## TASK STATEMENT
Keep only the lines that hold the string "content", filtering out the rest of the entries below.
------------------------------------------------
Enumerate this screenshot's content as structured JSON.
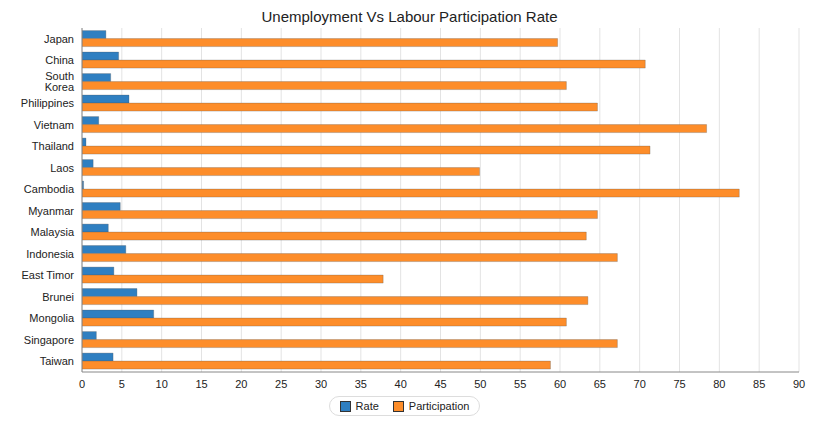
{
  "chart_data": {
    "type": "bar",
    "title": "Unemployment Vs Labour Participation Rate",
    "orientation": "horizontal",
    "categories": [
      "Japan",
      "China",
      "South Korea",
      "Philippines",
      "Vietnam",
      "Thailand",
      "Laos",
      "Cambodia",
      "Myanmar",
      "Malaysia",
      "Indonesia",
      "East Timor",
      "Brunei",
      "Mongolia",
      "Singapore",
      "Taiwan"
    ],
    "series": [
      {
        "name": "Rate",
        "color": "#2f7fc1",
        "values": [
          3.0,
          4.6,
          3.6,
          5.9,
          2.1,
          0.5,
          1.4,
          0.2,
          4.8,
          3.3,
          5.5,
          4.0,
          6.9,
          9.0,
          1.8,
          3.9
        ]
      },
      {
        "name": "Participation",
        "color": "#fd8d2a",
        "values": [
          59.7,
          70.7,
          60.8,
          64.7,
          78.4,
          71.3,
          49.9,
          82.5,
          64.7,
          63.3,
          67.2,
          37.8,
          63.5,
          60.8,
          67.2,
          58.8
        ]
      }
    ],
    "xlim": [
      0,
      90
    ],
    "xticks": [
      0,
      5,
      10,
      15,
      20,
      25,
      30,
      35,
      40,
      45,
      50,
      55,
      60,
      65,
      70,
      75,
      80,
      85,
      90
    ],
    "grid": true,
    "legend": "bottom"
  }
}
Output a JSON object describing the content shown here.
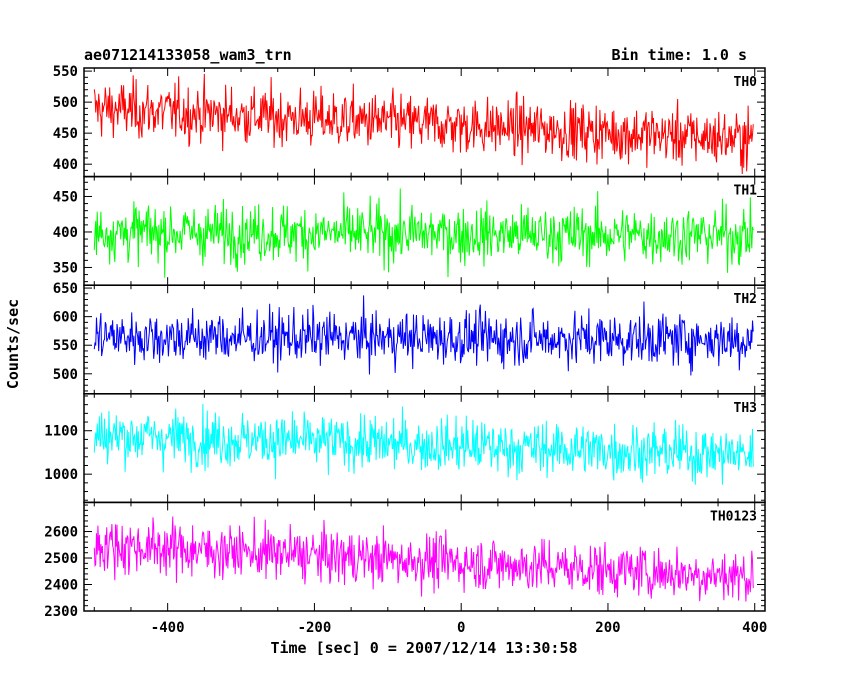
{
  "title_left": "ae071214133058_wam3_trn",
  "title_right": "Bin time: 1.0 s",
  "xlabel": "Time [sec] 0 = 2007/12/14 13:30:58",
  "ylabel": "Counts/sec",
  "chart_data": {
    "type": "line",
    "xlim": [
      -514,
      414
    ],
    "x_ticks": [
      -400,
      -200,
      0,
      200,
      400
    ],
    "x_data_range": [
      -500,
      398
    ],
    "bin_time_s": 1.0,
    "series": [
      {
        "name": "TH0",
        "color": "#ff0000",
        "ylim": [
          380,
          555
        ],
        "y_ticks": [
          400,
          450,
          500,
          550
        ],
        "start_level": 490,
        "end_level": 440,
        "noise_amplitude": 55
      },
      {
        "name": "TH1",
        "color": "#00ff00",
        "ylim": [
          325,
          478
        ],
        "y_ticks": [
          350,
          400,
          450
        ],
        "start_level": 400,
        "end_level": 395,
        "noise_amplitude": 48
      },
      {
        "name": "TH2",
        "color": "#0000ff",
        "ylim": [
          465,
          655
        ],
        "y_ticks": [
          500,
          550,
          600,
          650
        ],
        "start_level": 565,
        "end_level": 560,
        "noise_amplitude": 55
      },
      {
        "name": "TH3",
        "color": "#00ffff",
        "ylim": [
          935,
          1185
        ],
        "y_ticks": [
          1000,
          1100
        ],
        "start_level": 1090,
        "end_level": 1045,
        "noise_amplitude": 75
      },
      {
        "name": "TH0123",
        "color": "#ff00ff",
        "ylim": [
          2300,
          2710
        ],
        "y_ticks": [
          2300,
          2400,
          2500,
          2600
        ],
        "start_level": 2550,
        "end_level": 2430,
        "noise_amplitude": 120
      }
    ]
  }
}
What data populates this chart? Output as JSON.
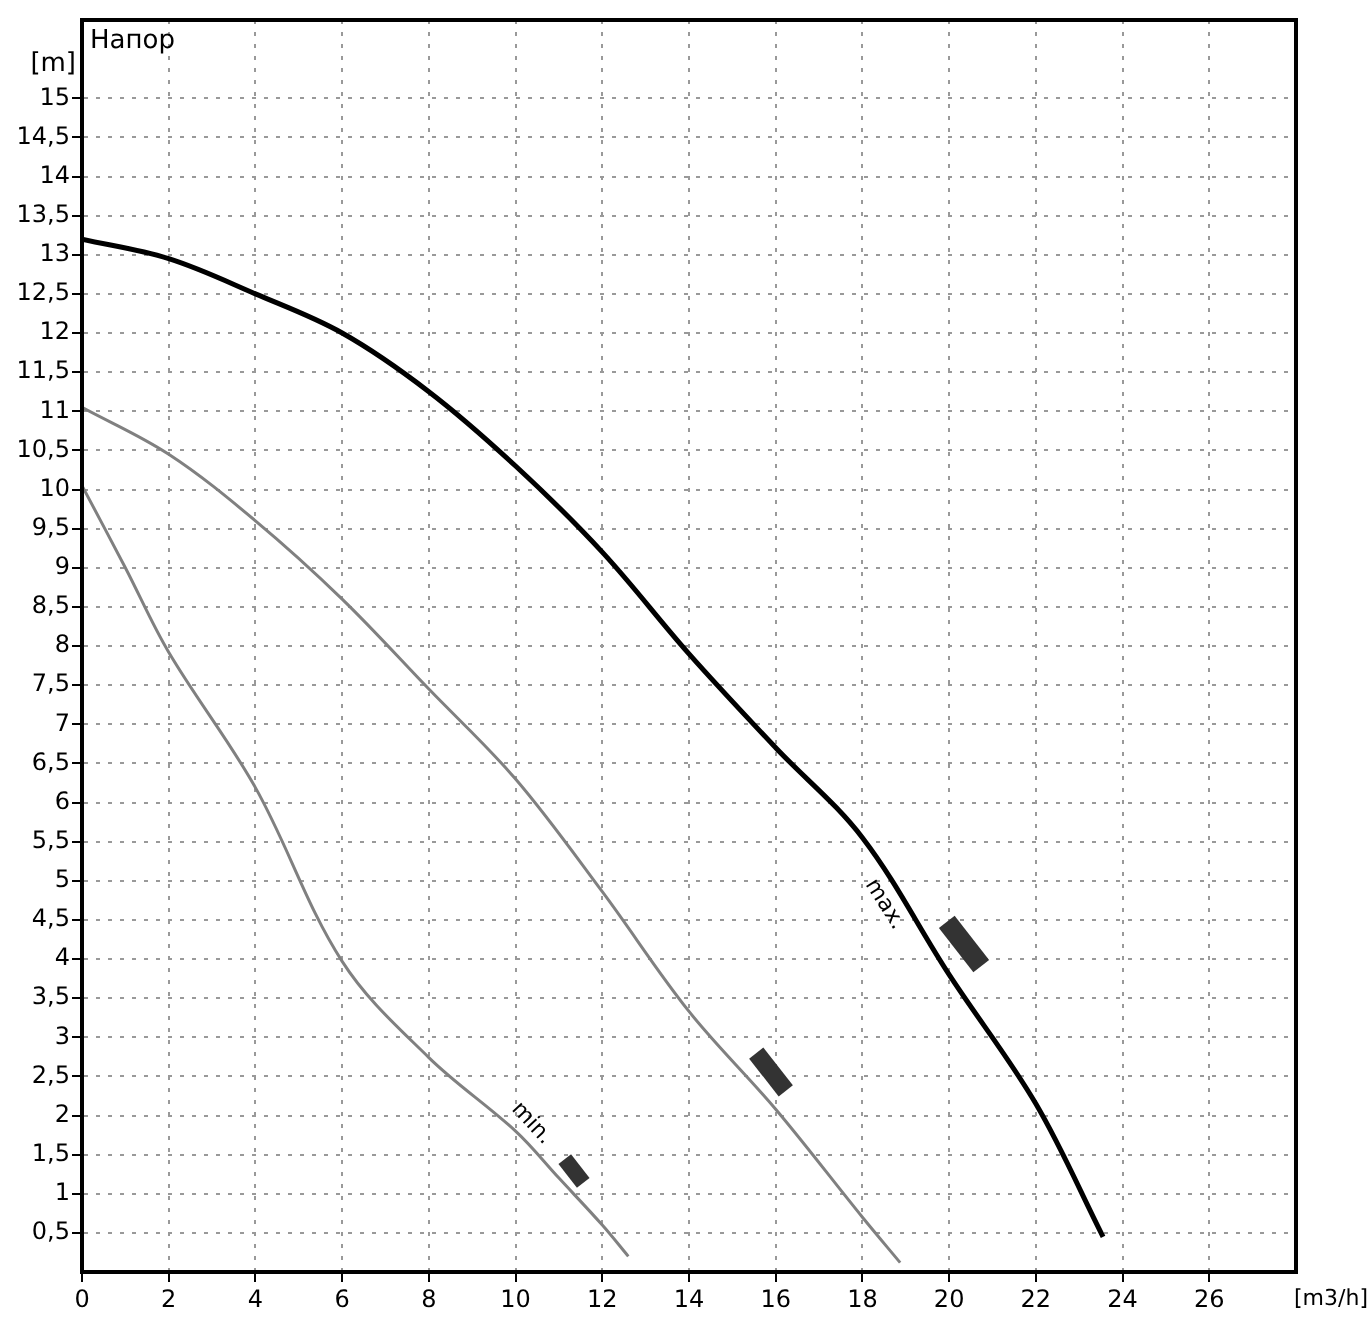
------------------------------------------------
## WRITTEN ANSWER
Enumerate this screenshot's content as structured JSON.
Output a JSON object describing the content shown here.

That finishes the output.